■ **AIM**
Do not include the pictures; repeat the rest of the data exactly.

>> START ENTRIES SUPPLIED

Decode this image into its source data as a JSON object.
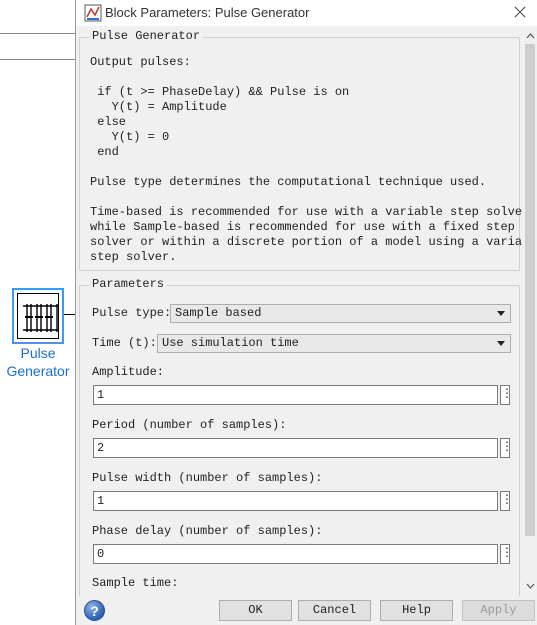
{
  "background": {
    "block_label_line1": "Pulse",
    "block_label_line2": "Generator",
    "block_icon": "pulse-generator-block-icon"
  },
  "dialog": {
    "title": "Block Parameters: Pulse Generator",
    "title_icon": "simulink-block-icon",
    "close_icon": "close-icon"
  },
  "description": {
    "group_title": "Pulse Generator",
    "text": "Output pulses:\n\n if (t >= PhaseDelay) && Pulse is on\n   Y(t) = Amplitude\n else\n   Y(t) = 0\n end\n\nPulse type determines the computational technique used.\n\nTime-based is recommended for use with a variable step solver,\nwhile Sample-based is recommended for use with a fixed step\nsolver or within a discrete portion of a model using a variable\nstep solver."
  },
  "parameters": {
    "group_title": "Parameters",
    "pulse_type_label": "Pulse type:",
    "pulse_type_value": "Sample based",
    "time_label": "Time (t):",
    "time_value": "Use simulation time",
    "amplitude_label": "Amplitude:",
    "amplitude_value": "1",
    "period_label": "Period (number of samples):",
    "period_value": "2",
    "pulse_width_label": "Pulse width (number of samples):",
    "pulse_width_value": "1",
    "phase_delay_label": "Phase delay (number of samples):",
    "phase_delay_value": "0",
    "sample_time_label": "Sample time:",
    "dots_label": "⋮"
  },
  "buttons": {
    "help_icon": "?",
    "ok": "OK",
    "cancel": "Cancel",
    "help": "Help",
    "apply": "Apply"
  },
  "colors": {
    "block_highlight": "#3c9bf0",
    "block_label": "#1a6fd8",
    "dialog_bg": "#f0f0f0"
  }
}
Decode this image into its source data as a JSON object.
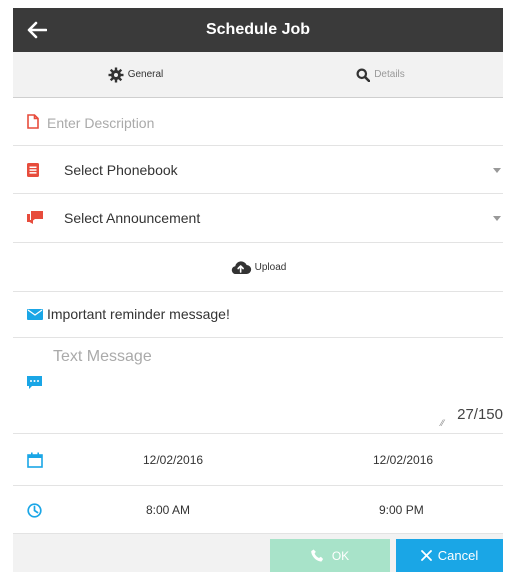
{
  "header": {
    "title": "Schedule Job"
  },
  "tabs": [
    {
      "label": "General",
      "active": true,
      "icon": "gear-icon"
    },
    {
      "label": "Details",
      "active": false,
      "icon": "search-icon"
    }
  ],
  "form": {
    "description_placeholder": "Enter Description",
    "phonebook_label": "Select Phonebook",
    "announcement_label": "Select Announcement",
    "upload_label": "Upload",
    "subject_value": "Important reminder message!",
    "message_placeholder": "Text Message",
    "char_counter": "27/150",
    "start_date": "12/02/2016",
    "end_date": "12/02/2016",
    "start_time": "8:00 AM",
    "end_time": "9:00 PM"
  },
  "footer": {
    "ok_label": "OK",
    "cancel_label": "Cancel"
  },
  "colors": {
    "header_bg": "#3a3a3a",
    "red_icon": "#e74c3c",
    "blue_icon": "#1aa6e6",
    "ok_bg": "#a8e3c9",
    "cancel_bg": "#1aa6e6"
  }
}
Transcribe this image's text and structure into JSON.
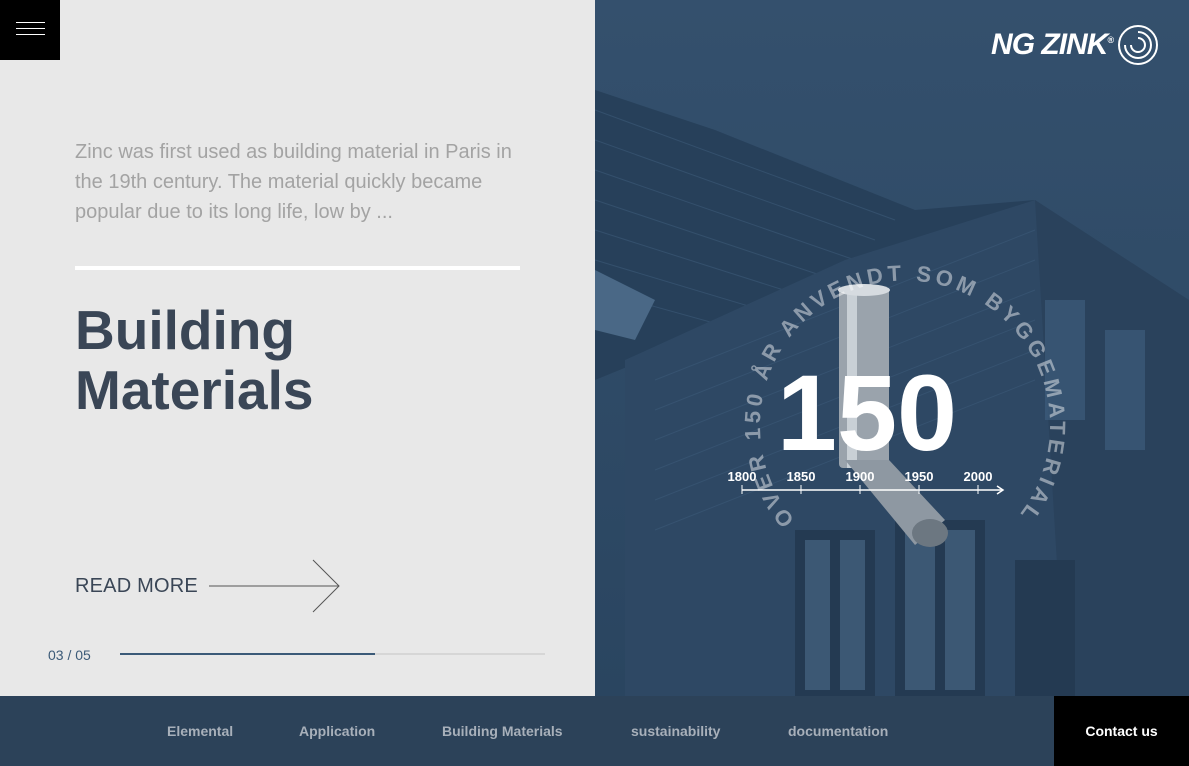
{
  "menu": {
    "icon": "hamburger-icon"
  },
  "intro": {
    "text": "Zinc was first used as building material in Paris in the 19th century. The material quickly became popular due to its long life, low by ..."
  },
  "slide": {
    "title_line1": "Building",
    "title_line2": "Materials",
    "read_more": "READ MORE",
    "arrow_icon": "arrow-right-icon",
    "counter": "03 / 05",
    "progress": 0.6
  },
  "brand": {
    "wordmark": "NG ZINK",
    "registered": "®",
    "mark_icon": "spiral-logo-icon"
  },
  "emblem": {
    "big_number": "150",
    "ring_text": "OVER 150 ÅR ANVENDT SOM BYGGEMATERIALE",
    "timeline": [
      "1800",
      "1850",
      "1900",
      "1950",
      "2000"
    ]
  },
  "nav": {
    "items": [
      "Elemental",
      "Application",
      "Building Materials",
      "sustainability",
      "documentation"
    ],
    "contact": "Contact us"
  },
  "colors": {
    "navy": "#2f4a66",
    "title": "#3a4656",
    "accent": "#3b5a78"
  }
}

>> END ENTRIES SUPPLIED

■ **SOLUTION**
Decode this image into its source data as a JSON object.
{
  "background": {
    "block_label_line1": "Pulse",
    "block_label_line2": "Generator",
    "block_icon": "pulse-generator-block-icon"
  },
  "dialog": {
    "title": "Block Parameters: Pulse Generator",
    "title_icon": "simulink-block-icon",
    "close_icon": "close-icon"
  },
  "description": {
    "group_title": "Pulse Generator",
    "text": "Output pulses:\n\n if (t >= PhaseDelay) && Pulse is on\n   Y(t) = Amplitude\n else\n   Y(t) = 0\n end\n\nPulse type determines the computational technique used.\n\nTime-based is recommended for use with a variable step solver,\nwhile Sample-based is recommended for use with a fixed step\nsolver or within a discrete portion of a model using a variable\nstep solver."
  },
  "parameters": {
    "group_title": "Parameters",
    "pulse_type_label": "Pulse type:",
    "pulse_type_value": "Sample based",
    "time_label": "Time (t):",
    "time_value": "Use simulation time",
    "amplitude_label": "Amplitude:",
    "amplitude_value": "1",
    "period_label": "Period (number of samples):",
    "period_value": "2",
    "pulse_width_label": "Pulse width (number of samples):",
    "pulse_width_value": "1",
    "phase_delay_label": "Phase delay (number of samples):",
    "phase_delay_value": "0",
    "sample_time_label": "Sample time:",
    "dots_label": "⋮"
  },
  "buttons": {
    "help_icon": "?",
    "ok": "OK",
    "cancel": "Cancel",
    "help": "Help",
    "apply": "Apply"
  },
  "colors": {
    "block_highlight": "#3c9bf0",
    "block_label": "#1a6fd8",
    "dialog_bg": "#f0f0f0"
  }
}
Decode this image into its source data as a JSON object.
{
  "header": {
    "title": "Schedule Job"
  },
  "tabs": [
    {
      "label": "General",
      "active": true,
      "icon": "gear-icon"
    },
    {
      "label": "Details",
      "active": false,
      "icon": "search-icon"
    }
  ],
  "form": {
    "description_placeholder": "Enter Description",
    "phonebook_label": "Select Phonebook",
    "announcement_label": "Select Announcement",
    "upload_label": "Upload",
    "subject_value": "Important reminder message!",
    "message_placeholder": "Text Message",
    "char_counter": "27/150",
    "start_date": "12/02/2016",
    "end_date": "12/02/2016",
    "start_time": "8:00 AM",
    "end_time": "9:00 PM"
  },
  "footer": {
    "ok_label": "OK",
    "cancel_label": "Cancel"
  },
  "colors": {
    "header_bg": "#3a3a3a",
    "red_icon": "#e74c3c",
    "blue_icon": "#1aa6e6",
    "ok_bg": "#a8e3c9",
    "cancel_bg": "#1aa6e6"
  }
}
Transcribe this image's text and structure into JSON.
{
  "menu": {
    "icon": "hamburger-icon"
  },
  "intro": {
    "text": "Zinc was first used as building material in Paris in the 19th century. The material quickly became popular due to its long life, low by ..."
  },
  "slide": {
    "title_line1": "Building",
    "title_line2": "Materials",
    "read_more": "READ MORE",
    "arrow_icon": "arrow-right-icon",
    "counter": "03 / 05",
    "progress": 0.6
  },
  "brand": {
    "wordmark": "NG ZINK",
    "registered": "®",
    "mark_icon": "spiral-logo-icon"
  },
  "emblem": {
    "big_number": "150",
    "ring_text": "OVER 150 ÅR ANVENDT SOM BYGGEMATERIALE",
    "timeline": [
      "1800",
      "1850",
      "1900",
      "1950",
      "2000"
    ]
  },
  "nav": {
    "items": [
      "Elemental",
      "Application",
      "Building Materials",
      "sustainability",
      "documentation"
    ],
    "contact": "Contact us"
  },
  "colors": {
    "navy": "#2f4a66",
    "title": "#3a4656",
    "accent": "#3b5a78"
  }
}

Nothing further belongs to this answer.